Available records =
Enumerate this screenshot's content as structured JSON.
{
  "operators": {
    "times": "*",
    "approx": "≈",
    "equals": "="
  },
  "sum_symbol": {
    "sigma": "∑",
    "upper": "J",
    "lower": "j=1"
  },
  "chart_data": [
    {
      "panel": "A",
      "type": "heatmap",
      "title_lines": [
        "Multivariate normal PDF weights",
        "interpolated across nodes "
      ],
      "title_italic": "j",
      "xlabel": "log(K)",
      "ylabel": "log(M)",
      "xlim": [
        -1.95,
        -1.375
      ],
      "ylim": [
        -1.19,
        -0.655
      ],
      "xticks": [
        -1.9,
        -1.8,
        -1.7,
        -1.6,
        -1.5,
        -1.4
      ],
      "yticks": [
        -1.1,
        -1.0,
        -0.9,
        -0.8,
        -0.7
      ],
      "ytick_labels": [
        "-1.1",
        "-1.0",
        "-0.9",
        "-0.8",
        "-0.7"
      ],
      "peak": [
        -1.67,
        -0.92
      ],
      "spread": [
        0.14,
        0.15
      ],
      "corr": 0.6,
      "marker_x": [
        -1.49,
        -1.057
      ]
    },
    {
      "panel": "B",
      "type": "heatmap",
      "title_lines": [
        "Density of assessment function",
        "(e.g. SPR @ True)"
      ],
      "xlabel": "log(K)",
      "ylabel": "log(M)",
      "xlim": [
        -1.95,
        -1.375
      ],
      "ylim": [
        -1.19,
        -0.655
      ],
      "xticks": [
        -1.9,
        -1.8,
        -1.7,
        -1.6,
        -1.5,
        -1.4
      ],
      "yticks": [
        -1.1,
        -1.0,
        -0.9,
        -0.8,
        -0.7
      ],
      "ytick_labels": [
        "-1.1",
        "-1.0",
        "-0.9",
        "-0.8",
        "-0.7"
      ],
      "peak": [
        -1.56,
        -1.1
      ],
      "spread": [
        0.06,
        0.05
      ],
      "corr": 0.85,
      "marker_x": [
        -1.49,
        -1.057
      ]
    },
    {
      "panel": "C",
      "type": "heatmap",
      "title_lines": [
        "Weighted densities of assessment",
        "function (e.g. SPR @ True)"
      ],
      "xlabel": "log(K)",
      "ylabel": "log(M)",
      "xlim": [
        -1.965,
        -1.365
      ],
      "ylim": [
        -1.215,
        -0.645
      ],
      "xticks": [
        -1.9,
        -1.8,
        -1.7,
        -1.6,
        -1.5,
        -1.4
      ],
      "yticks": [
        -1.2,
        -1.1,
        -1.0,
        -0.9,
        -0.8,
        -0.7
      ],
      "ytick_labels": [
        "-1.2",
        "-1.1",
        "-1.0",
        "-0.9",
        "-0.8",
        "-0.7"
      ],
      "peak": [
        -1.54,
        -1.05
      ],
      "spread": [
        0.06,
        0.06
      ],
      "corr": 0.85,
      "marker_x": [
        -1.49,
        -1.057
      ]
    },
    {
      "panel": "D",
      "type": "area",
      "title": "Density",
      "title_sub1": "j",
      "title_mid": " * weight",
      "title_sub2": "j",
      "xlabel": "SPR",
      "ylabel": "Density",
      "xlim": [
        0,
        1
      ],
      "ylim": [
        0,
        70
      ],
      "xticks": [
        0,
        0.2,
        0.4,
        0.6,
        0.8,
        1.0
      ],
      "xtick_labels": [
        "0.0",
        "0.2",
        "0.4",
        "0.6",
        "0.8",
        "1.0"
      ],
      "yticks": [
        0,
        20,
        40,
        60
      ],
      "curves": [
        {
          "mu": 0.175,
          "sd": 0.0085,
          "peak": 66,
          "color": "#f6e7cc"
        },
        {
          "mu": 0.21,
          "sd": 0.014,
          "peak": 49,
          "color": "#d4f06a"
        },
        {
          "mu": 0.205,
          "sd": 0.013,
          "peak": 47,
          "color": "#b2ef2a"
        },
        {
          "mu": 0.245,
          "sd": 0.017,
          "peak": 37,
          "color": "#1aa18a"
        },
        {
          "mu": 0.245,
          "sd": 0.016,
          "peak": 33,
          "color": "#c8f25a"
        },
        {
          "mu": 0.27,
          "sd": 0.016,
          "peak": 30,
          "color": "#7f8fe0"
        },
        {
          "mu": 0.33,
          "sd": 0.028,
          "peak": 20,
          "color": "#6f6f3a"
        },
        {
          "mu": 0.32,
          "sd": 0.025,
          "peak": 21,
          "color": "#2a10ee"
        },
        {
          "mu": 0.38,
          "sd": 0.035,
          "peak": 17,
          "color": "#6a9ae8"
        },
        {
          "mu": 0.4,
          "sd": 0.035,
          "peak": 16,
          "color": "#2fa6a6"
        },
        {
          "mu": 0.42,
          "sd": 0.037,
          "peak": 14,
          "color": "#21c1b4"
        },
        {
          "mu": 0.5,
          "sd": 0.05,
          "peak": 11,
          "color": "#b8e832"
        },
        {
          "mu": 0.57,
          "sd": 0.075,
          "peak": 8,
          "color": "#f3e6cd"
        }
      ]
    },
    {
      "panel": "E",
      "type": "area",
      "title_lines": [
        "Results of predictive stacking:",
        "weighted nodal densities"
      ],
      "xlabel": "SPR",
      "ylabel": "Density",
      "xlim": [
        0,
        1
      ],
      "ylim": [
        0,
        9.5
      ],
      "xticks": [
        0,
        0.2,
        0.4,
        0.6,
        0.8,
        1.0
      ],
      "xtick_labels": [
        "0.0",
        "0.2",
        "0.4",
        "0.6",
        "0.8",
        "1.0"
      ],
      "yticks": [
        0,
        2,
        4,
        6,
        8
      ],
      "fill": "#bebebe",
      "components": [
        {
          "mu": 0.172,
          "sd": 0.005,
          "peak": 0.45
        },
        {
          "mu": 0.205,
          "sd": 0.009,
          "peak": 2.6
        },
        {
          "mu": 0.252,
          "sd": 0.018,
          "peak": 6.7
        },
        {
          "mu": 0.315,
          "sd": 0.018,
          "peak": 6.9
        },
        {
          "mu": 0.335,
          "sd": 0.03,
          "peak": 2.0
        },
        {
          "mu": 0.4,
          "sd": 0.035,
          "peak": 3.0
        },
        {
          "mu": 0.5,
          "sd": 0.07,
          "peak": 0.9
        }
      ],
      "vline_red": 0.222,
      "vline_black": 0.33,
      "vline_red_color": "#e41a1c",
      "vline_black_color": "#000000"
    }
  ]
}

What is expected =
Return each line that includes "densities".

Result of the task =
        "Weighted densities of assessment",
        "weighted nodal densities"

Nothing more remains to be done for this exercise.